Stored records
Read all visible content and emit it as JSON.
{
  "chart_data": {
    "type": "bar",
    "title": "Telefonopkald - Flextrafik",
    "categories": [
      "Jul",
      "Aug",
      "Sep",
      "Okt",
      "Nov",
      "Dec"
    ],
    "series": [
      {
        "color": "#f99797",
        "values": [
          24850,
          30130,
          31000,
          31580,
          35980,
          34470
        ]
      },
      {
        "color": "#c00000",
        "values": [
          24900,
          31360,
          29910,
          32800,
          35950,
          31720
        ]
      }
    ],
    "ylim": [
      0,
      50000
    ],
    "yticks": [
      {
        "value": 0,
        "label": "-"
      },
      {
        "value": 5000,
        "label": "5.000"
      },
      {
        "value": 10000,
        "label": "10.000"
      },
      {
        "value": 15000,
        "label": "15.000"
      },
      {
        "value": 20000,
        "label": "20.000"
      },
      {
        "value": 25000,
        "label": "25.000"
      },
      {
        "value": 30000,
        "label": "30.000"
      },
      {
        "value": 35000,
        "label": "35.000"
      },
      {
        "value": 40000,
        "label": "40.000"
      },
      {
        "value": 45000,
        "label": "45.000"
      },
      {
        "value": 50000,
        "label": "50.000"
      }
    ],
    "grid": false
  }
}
==
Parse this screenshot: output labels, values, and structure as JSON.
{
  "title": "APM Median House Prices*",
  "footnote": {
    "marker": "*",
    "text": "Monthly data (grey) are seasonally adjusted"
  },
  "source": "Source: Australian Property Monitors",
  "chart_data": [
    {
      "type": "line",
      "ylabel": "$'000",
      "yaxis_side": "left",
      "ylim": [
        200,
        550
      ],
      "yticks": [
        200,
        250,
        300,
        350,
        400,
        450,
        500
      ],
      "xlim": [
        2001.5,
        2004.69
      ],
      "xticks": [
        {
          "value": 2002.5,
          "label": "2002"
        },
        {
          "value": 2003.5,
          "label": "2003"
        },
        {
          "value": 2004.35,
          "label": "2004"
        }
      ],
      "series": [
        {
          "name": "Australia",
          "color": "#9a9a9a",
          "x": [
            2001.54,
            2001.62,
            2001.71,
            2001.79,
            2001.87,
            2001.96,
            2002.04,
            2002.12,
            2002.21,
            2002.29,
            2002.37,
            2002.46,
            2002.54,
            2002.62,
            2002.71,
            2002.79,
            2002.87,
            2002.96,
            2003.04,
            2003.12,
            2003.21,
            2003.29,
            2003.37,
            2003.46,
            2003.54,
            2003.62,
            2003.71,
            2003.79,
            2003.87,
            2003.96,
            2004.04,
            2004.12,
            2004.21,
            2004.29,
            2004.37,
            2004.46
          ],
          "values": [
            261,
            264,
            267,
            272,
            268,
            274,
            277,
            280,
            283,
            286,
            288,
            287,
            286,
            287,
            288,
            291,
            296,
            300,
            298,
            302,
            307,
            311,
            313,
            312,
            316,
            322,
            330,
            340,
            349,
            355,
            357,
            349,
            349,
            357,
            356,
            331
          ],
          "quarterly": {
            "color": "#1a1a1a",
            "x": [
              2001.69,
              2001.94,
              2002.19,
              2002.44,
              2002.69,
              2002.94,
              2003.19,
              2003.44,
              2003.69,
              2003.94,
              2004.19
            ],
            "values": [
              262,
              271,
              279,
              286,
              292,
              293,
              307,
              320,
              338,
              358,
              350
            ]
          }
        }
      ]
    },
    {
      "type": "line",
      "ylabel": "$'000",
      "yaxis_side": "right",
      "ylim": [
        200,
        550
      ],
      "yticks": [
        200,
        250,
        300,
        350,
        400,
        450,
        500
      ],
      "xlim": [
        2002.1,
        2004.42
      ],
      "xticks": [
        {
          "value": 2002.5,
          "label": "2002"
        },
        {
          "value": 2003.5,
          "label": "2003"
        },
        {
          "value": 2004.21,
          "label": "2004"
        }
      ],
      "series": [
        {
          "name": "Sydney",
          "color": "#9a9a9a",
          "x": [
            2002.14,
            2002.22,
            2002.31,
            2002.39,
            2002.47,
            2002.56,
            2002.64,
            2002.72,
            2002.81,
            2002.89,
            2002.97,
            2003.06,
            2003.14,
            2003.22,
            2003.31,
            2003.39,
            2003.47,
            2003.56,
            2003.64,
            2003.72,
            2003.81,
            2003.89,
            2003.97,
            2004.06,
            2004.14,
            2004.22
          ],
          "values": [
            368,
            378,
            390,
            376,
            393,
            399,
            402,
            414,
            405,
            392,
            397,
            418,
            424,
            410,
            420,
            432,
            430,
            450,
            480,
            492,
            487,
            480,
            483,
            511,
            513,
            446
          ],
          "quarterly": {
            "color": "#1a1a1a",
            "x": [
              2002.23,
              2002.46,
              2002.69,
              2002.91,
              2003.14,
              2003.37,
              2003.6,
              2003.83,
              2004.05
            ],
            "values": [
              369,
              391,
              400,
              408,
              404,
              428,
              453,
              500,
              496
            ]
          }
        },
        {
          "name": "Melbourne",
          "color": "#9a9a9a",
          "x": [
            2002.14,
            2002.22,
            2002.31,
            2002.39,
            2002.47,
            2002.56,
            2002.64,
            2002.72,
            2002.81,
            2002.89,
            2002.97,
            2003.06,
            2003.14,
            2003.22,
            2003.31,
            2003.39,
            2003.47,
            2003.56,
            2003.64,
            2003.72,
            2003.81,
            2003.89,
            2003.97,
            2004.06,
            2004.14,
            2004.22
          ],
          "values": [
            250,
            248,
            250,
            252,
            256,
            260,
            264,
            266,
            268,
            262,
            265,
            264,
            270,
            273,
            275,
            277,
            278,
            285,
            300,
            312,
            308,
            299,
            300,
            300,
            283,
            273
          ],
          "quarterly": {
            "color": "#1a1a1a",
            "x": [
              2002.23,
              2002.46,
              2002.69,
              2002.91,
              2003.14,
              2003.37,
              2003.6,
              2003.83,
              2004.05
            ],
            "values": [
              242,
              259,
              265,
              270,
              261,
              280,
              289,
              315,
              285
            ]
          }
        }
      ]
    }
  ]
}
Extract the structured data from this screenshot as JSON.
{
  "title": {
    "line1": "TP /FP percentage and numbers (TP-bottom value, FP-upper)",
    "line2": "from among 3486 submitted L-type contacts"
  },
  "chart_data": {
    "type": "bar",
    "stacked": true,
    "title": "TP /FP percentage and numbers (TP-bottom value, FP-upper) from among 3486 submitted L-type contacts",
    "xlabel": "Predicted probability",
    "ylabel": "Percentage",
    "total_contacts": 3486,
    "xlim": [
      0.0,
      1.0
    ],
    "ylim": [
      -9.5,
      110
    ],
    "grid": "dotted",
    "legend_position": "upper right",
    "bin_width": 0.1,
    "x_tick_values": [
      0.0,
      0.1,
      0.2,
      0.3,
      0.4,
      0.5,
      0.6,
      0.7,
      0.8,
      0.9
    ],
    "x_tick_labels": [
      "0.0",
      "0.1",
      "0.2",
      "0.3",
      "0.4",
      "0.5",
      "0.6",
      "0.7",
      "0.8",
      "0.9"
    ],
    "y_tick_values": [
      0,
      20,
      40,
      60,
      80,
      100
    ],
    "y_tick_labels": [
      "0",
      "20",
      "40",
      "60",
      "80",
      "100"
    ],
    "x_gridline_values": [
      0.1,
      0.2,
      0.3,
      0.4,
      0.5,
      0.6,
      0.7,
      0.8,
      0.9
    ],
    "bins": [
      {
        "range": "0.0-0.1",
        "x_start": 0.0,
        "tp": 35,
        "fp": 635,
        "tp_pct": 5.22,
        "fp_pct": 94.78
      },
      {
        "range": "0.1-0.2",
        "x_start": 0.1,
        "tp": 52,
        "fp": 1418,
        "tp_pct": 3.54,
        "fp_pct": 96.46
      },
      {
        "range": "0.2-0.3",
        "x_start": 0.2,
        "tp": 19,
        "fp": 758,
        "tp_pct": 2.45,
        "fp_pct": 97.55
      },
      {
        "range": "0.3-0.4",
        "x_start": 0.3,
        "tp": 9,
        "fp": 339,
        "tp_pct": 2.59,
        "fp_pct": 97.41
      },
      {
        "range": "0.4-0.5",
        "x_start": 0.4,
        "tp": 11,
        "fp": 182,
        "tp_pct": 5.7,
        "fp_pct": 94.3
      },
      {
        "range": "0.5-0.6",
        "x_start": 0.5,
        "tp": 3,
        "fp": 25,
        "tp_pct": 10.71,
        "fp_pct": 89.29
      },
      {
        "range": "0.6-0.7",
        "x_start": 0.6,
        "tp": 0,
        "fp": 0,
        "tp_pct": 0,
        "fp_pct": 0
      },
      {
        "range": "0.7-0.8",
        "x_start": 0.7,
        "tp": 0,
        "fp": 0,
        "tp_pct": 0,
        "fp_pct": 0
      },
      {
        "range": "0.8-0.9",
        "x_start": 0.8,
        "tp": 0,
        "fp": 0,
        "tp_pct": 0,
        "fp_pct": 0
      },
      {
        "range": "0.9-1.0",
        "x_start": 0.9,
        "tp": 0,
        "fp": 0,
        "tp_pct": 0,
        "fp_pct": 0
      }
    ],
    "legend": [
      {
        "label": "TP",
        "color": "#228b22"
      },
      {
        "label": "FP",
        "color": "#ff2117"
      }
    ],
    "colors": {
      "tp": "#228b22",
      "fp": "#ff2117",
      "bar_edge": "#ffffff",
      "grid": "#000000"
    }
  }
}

Stated exercise
Pick every line with "JSON" in it and copy it.

Completed task
Read all visible content and emit it as JSON.
Parse this screenshot: output labels, values, and structure as JSON.
Extract the structured data from this screenshot as JSON.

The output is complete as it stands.